** START OF RECORDS SHOWN **
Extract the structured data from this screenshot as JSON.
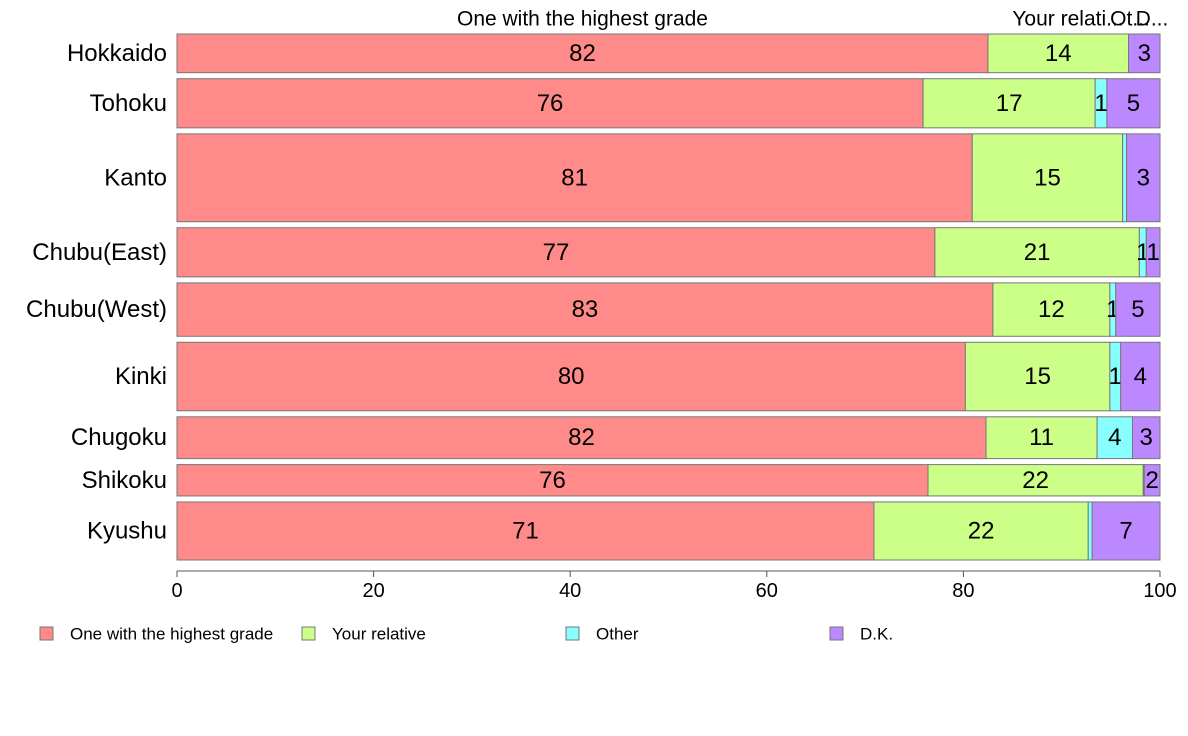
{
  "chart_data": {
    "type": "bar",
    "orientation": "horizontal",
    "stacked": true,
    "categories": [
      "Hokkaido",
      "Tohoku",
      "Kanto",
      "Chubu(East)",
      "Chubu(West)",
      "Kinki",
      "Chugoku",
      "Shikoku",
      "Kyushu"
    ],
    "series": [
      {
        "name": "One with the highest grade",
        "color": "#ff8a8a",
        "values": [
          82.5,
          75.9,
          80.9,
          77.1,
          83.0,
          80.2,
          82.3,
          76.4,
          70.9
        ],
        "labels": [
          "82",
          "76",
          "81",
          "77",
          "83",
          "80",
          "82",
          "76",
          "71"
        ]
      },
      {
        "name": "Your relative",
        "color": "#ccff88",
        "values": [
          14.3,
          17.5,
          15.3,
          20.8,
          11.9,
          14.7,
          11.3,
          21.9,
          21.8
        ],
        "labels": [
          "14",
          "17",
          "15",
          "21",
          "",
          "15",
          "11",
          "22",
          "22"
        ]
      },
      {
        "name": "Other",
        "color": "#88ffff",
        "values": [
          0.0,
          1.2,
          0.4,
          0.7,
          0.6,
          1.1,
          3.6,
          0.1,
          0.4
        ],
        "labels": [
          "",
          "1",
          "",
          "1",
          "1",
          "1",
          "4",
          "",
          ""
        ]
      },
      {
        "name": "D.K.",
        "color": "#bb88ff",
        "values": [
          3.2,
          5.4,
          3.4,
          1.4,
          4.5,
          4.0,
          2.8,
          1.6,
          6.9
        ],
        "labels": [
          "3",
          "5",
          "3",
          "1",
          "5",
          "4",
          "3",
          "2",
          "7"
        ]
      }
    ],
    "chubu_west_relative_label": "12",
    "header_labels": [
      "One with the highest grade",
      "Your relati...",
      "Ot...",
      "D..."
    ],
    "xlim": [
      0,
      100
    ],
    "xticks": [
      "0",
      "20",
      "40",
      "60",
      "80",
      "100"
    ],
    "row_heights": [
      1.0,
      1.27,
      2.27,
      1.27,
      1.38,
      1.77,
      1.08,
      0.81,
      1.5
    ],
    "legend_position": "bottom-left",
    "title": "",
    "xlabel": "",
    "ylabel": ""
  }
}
** END OF RECORDS SHOWN **
- SHORT TASK:
Without the pictures, print the records in full, exactly as they appear.

- CORRECT RESULT:
Extract the structured data from this screenshot as JSON.
{
  "chart_data": {
    "type": "bar",
    "orientation": "horizontal",
    "stacked": true,
    "categories": [
      "Hokkaido",
      "Tohoku",
      "Kanto",
      "Chubu(East)",
      "Chubu(West)",
      "Kinki",
      "Chugoku",
      "Shikoku",
      "Kyushu"
    ],
    "series": [
      {
        "name": "One with the highest grade",
        "color": "#ff8a8a",
        "values": [
          82.5,
          75.9,
          80.9,
          77.1,
          83.0,
          80.2,
          82.3,
          76.4,
          70.9
        ],
        "labels": [
          "82",
          "76",
          "81",
          "77",
          "83",
          "80",
          "82",
          "76",
          "71"
        ]
      },
      {
        "name": "Your relative",
        "color": "#ccff88",
        "values": [
          14.3,
          17.5,
          15.3,
          20.8,
          11.9,
          14.7,
          11.3,
          21.9,
          21.8
        ],
        "labels": [
          "14",
          "17",
          "15",
          "21",
          "",
          "15",
          "11",
          "22",
          "22"
        ]
      },
      {
        "name": "Other",
        "color": "#88ffff",
        "values": [
          0.0,
          1.2,
          0.4,
          0.7,
          0.6,
          1.1,
          3.6,
          0.1,
          0.4
        ],
        "labels": [
          "",
          "1",
          "",
          "1",
          "1",
          "1",
          "4",
          "",
          ""
        ]
      },
      {
        "name": "D.K.",
        "color": "#bb88ff",
        "values": [
          3.2,
          5.4,
          3.4,
          1.4,
          4.5,
          4.0,
          2.8,
          1.6,
          6.9
        ],
        "labels": [
          "3",
          "5",
          "3",
          "1",
          "5",
          "4",
          "3",
          "2",
          "7"
        ]
      }
    ],
    "chubu_west_relative_label": "12",
    "header_labels": [
      "One with the highest grade",
      "Your relati...",
      "Ot...",
      "D..."
    ],
    "xlim": [
      0,
      100
    ],
    "xticks": [
      "0",
      "20",
      "40",
      "60",
      "80",
      "100"
    ],
    "row_heights": [
      1.0,
      1.27,
      2.27,
      1.27,
      1.38,
      1.77,
      1.08,
      0.81,
      1.5
    ],
    "legend_position": "bottom-left",
    "title": "",
    "xlabel": "",
    "ylabel": ""
  }
}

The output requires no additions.